Written request A: In the letters shown, what led the writer of the second letter to visit the Carrollton Avenue church? Answer in one to three sentences.
Written request B: Print the passage from the letters shown that begins at the words "What has happened" and stops after "an unwritten one.".

Passage shown:
I was appalled to read the news item about the media coverage of the Quail Springs church’s decision to add an instrumental service. Whether one agrees with the decision or not, irreparable damage was done the church and the cause of Christ by those who published a full-page ad in The Oklahoman.
Who gives those ministers the right to exercise authority over another congregation? Where is their biblical
justification to be over elders?
What has happened to congregational autonomy? It seems to me there has been a rash of this sort of thing recently with individuals or congregations telling others what they can and cannot do.
We may not have a written creed or confession to which all members must subscribe, but evidently there are those who think we have an unwritten one.
No wonder people are being turned off to the church and we are driving away younger members.
I may not agree with all the things going on — and I can state my opposition — but a general public forum is not the way to do it. Let each congregation and its elders make these decisions. It’s to our master we must answer, including those who judge.

Wendell Ford | Castle Rock, Colo.
New Orleans church shows its self-sacrificing nature

Your
February articles prompted a visit to the Carrollton Avenue church during a recent trip to New Orleans. Considering she held 6 feet of water for several days, the old girl looked pretty good —even with the secondhand pews. The picture changed as we went into the rest of the building where concrete slab and pine framing was the decor.

Layout coordinate data:
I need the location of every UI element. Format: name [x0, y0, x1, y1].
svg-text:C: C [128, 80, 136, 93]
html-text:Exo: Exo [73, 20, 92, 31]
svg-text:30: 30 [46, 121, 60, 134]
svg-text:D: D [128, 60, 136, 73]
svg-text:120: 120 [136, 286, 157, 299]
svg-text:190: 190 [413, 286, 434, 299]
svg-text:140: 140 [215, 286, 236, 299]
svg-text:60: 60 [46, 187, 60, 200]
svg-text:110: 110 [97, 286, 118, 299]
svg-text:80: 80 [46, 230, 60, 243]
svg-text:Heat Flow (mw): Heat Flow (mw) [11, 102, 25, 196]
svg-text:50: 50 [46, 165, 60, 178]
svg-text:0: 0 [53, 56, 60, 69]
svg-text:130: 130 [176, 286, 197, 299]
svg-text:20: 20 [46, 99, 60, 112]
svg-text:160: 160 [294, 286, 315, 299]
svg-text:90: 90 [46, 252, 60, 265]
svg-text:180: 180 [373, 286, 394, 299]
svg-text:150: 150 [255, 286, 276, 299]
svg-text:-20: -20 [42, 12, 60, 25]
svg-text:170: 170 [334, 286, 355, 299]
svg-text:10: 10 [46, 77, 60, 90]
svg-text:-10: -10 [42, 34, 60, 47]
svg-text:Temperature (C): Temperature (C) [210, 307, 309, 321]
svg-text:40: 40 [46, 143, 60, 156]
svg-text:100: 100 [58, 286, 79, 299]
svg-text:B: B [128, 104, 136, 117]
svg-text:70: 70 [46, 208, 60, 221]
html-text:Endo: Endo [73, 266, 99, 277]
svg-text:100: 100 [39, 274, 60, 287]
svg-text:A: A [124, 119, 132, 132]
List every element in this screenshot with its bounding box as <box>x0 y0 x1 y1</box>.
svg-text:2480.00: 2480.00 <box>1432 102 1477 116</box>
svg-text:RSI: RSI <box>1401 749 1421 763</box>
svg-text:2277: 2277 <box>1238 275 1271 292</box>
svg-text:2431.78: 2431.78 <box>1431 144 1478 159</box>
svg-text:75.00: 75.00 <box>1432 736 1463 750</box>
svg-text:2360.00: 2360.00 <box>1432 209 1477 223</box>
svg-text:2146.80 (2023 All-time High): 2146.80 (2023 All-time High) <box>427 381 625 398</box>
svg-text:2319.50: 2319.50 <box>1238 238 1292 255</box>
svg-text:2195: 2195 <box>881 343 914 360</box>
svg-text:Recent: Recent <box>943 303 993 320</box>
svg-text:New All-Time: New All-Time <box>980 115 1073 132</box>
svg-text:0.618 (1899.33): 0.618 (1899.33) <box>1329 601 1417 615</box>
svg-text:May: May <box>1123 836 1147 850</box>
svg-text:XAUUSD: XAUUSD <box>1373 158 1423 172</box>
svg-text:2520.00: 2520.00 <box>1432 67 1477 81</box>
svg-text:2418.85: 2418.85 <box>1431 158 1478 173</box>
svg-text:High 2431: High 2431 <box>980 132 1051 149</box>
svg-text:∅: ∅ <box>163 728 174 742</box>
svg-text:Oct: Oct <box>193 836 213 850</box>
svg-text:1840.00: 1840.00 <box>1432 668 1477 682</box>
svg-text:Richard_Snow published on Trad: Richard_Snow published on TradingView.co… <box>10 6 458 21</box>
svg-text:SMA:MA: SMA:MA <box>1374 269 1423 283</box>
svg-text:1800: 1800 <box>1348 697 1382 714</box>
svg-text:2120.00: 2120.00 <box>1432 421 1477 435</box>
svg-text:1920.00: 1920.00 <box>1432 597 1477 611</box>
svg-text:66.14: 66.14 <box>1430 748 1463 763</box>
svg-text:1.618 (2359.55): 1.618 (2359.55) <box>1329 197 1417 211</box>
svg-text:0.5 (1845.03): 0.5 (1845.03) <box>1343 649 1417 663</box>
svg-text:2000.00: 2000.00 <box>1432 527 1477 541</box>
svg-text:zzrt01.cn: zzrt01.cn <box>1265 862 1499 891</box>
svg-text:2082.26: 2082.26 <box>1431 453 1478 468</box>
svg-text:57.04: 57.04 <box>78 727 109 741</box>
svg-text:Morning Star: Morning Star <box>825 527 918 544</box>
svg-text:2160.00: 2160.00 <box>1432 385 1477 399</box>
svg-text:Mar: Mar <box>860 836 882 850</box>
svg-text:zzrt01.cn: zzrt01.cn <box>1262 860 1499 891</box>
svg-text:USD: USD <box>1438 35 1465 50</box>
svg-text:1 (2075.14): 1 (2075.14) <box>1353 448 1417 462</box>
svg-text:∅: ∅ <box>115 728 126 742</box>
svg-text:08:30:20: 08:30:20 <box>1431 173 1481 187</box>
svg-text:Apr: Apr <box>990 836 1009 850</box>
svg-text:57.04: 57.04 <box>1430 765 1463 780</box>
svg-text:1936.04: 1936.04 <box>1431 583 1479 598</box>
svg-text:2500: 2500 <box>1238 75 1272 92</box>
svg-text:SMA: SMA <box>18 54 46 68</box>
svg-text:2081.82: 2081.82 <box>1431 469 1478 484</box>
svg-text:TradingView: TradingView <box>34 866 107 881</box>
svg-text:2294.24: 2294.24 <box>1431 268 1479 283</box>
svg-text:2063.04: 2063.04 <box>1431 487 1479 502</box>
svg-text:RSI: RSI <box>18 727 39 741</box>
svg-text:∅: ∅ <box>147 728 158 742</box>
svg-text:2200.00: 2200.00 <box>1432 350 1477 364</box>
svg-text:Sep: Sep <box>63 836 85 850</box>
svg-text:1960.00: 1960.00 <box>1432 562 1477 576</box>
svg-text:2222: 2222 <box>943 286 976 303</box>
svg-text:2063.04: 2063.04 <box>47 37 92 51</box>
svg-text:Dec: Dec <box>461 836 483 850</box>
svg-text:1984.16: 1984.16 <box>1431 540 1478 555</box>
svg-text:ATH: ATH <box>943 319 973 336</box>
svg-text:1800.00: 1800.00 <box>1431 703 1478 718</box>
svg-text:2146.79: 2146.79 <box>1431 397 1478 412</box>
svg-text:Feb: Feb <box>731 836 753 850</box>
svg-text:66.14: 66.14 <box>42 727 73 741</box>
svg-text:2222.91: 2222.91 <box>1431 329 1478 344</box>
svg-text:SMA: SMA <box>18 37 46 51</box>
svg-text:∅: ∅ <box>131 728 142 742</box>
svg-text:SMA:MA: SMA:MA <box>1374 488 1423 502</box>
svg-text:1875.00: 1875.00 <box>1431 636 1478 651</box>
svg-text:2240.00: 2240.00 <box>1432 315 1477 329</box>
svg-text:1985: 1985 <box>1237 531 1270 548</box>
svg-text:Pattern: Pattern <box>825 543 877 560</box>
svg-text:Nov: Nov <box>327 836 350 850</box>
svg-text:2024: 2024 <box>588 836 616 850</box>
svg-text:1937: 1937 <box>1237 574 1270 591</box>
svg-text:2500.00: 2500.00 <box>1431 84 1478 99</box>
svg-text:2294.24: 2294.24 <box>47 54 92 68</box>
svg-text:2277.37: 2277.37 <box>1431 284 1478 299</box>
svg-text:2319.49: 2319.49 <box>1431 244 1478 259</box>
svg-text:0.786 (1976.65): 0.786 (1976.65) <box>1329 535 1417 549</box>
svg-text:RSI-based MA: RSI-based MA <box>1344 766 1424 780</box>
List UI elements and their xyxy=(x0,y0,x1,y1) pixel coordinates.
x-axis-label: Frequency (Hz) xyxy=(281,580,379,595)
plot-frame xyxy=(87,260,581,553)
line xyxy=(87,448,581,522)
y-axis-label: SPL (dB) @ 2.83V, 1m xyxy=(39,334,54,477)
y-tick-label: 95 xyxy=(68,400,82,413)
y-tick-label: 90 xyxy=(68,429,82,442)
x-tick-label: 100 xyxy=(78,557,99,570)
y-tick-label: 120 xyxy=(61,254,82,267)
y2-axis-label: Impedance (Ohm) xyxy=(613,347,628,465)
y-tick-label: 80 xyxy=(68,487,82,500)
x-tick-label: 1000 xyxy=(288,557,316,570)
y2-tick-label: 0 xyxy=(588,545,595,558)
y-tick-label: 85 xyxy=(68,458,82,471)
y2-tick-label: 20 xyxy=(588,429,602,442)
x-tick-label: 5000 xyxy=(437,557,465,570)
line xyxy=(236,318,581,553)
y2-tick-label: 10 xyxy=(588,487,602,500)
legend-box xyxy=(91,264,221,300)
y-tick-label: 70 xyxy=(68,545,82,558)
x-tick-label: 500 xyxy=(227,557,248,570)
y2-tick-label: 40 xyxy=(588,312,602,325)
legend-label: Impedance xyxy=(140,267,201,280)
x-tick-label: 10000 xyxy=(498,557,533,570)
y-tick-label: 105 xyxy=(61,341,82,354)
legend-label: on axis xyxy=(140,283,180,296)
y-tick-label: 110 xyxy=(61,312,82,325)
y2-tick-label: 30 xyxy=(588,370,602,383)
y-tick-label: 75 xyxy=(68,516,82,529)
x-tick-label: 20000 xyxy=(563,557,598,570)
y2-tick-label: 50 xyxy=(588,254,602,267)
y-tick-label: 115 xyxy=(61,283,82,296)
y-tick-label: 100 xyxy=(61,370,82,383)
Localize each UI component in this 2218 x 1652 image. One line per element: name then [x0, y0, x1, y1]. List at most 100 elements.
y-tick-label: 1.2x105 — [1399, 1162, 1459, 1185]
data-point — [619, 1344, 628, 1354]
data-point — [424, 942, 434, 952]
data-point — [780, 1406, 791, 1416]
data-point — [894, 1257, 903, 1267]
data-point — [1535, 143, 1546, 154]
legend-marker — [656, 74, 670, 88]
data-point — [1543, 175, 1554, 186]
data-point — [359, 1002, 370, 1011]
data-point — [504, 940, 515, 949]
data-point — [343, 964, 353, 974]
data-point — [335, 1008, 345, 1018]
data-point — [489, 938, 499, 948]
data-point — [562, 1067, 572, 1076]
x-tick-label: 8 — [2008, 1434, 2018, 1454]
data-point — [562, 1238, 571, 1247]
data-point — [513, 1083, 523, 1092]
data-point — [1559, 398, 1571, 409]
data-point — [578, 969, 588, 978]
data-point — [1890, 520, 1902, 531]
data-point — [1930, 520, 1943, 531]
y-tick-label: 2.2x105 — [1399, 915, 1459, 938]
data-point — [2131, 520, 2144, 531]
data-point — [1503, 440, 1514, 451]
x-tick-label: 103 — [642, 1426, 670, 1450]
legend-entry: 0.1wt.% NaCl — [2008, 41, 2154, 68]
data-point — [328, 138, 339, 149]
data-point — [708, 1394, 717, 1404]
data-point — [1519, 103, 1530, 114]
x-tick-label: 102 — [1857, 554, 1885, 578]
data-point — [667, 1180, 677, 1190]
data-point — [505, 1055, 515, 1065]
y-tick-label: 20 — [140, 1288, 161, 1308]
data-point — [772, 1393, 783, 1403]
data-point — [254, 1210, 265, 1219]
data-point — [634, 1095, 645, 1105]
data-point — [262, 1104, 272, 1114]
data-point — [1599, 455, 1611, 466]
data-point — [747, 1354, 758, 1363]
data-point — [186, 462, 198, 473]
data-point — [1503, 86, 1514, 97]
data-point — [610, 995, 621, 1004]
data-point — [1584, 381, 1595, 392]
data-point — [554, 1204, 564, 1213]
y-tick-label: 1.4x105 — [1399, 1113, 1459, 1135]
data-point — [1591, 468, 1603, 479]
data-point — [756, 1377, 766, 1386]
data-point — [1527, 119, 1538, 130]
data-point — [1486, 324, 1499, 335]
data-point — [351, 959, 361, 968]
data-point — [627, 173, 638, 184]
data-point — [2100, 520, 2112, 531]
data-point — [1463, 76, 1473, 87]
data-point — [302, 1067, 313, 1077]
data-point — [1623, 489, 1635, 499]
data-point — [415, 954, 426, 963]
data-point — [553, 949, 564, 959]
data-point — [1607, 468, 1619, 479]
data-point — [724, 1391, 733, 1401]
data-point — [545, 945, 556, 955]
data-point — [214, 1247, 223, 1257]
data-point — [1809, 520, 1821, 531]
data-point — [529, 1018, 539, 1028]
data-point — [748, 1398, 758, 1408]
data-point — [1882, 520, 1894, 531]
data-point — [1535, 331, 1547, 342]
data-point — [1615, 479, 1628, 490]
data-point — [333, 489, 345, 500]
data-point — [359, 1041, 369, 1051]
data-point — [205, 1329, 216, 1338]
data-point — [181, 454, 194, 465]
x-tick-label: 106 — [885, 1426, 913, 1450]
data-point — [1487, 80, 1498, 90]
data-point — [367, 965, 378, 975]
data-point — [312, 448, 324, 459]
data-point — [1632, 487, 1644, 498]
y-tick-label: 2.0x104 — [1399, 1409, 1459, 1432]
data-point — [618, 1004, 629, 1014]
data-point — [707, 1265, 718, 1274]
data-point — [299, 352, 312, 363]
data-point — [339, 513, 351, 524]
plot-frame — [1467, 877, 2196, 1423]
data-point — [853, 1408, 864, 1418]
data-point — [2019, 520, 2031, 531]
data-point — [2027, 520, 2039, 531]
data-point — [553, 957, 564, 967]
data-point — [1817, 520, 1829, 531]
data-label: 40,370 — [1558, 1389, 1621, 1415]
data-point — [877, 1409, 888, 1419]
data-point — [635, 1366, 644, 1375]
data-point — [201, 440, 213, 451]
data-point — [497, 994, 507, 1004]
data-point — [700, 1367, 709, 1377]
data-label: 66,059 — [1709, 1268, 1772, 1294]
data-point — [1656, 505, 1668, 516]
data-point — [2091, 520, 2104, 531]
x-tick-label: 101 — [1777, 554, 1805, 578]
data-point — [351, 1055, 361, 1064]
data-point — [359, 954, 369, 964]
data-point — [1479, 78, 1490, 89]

Expected answer A: The newspaper's February articles prompted the writer to visit the Carrollton Avenue church during a recent trip to New Orleans.

Expected answer B:
What has happened to congregational autonomy? It seems to me there has been a rash of this sort of thing recently with individuals or congregations telling others what they can and cannot do.
We may not have a written creed or confession to which all members must subscribe, but evidently there are those who think we have an unwritten one.